Extracted records
☆ ☆ ☆
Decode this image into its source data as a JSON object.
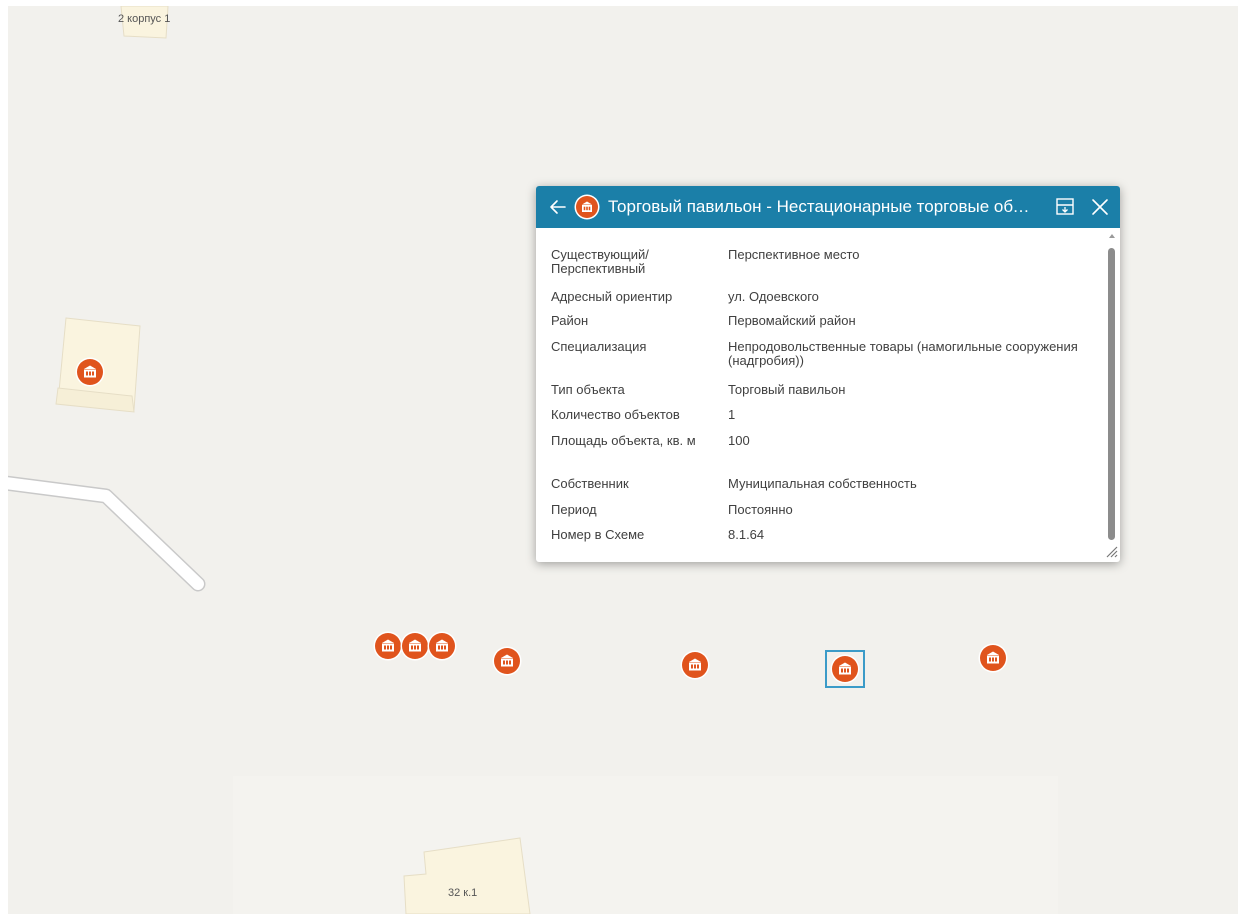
{
  "map": {
    "building_labels": [
      "2 корпус 1",
      "32 к.1"
    ],
    "poi_icon": "market-pavilion-icon",
    "poi_color": "#e0541d",
    "selection_color": "#3b9bc8"
  },
  "popup": {
    "title": "Торговый павильон - Нестационарные торговые объекты",
    "header_color": "#1b7fa8",
    "icons": {
      "back": "arrow-left-icon",
      "dock": "dock-icon",
      "close": "close-icon"
    },
    "attributes": [
      {
        "key": "Существующий/ Перспективный",
        "value": "Перспективное место"
      },
      {
        "key": "Адресный ориентир",
        "value": "ул. Одоевского"
      },
      {
        "key": "Район",
        "value": "Первомайский район"
      },
      {
        "key": "Специализация",
        "value": "Непродовольственные товары (намогильные сооружения (надгробия))"
      },
      {
        "key": "Тип объекта",
        "value": "Торговый павильон"
      },
      {
        "key": "Количество объектов",
        "value": "1"
      },
      {
        "key": "Площадь объекта, кв. м",
        "value": "100"
      },
      {
        "key": "Собственник",
        "value": "Муниципальная собственность"
      },
      {
        "key": "Период",
        "value": "Постоянно"
      },
      {
        "key": "Номер в Схеме",
        "value": "8.1.64"
      }
    ]
  }
}
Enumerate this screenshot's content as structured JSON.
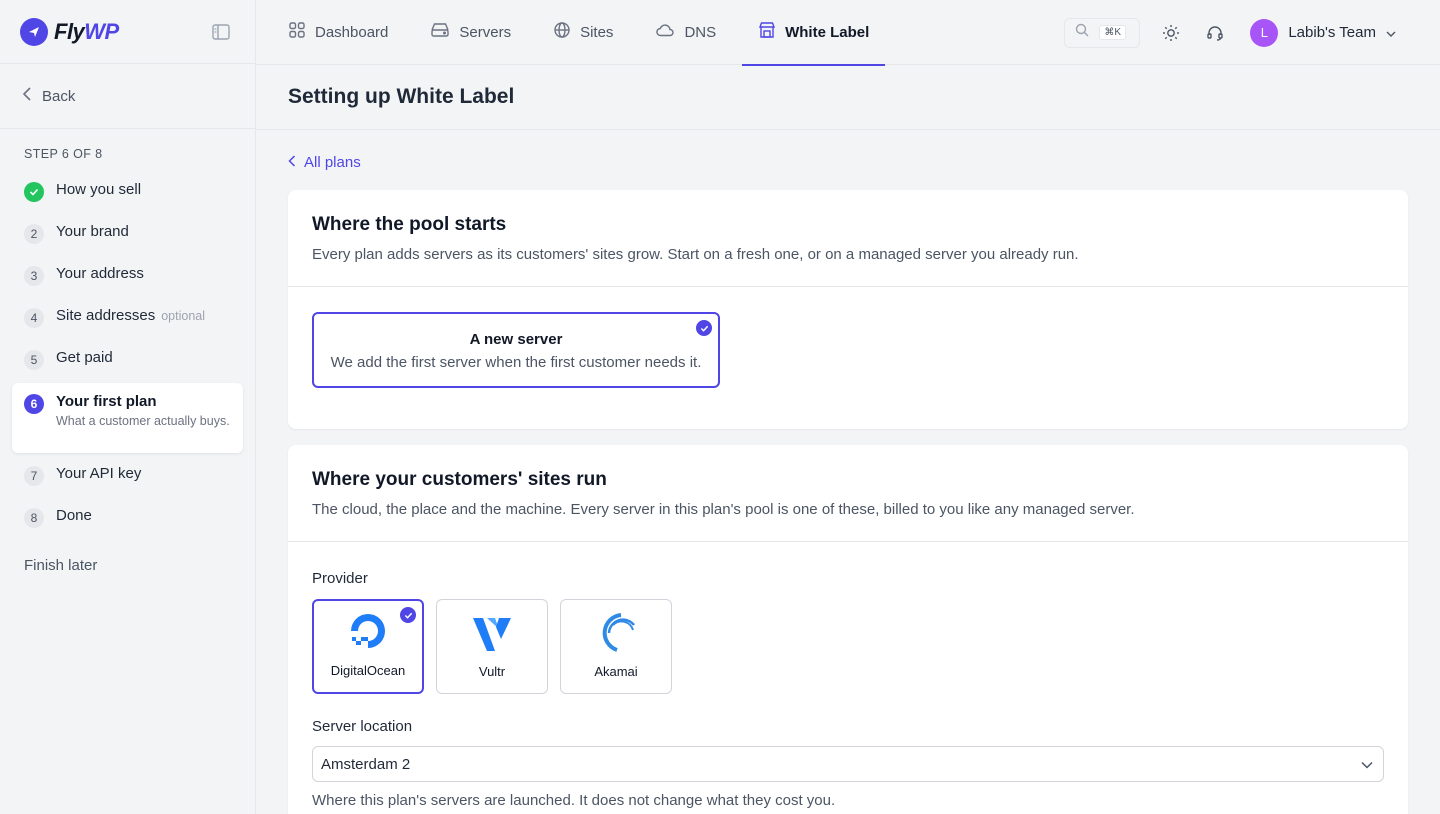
☆ ☆ ☆
Exercise instructions.
Write out the listing word for word, omitting the pictures it holds.

Solution to this exercise.
Decode this image into its source data as a JSON object.
{
  "map": {
    "building_labels": [
      "2 корпус 1",
      "32 к.1"
    ],
    "poi_icon": "market-pavilion-icon",
    "poi_color": "#e0541d",
    "selection_color": "#3b9bc8"
  },
  "popup": {
    "title": "Торговый павильон - Нестационарные торговые объекты",
    "header_color": "#1b7fa8",
    "icons": {
      "back": "arrow-left-icon",
      "dock": "dock-icon",
      "close": "close-icon"
    },
    "attributes": [
      {
        "key": "Существующий/ Перспективный",
        "value": "Перспективное место"
      },
      {
        "key": "Адресный ориентир",
        "value": "ул. Одоевского"
      },
      {
        "key": "Район",
        "value": "Первомайский район"
      },
      {
        "key": "Специализация",
        "value": "Непродовольственные товары (намогильные сооружения (надгробия))"
      },
      {
        "key": "Тип объекта",
        "value": "Торговый павильон"
      },
      {
        "key": "Количество объектов",
        "value": "1"
      },
      {
        "key": "Площадь объекта, кв. м",
        "value": "100"
      },
      {
        "key": "Собственник",
        "value": "Муниципальная собственность"
      },
      {
        "key": "Период",
        "value": "Постоянно"
      },
      {
        "key": "Номер в Схеме",
        "value": "8.1.64"
      }
    ]
  }
}
Enumerate this screenshot's content as structured JSON.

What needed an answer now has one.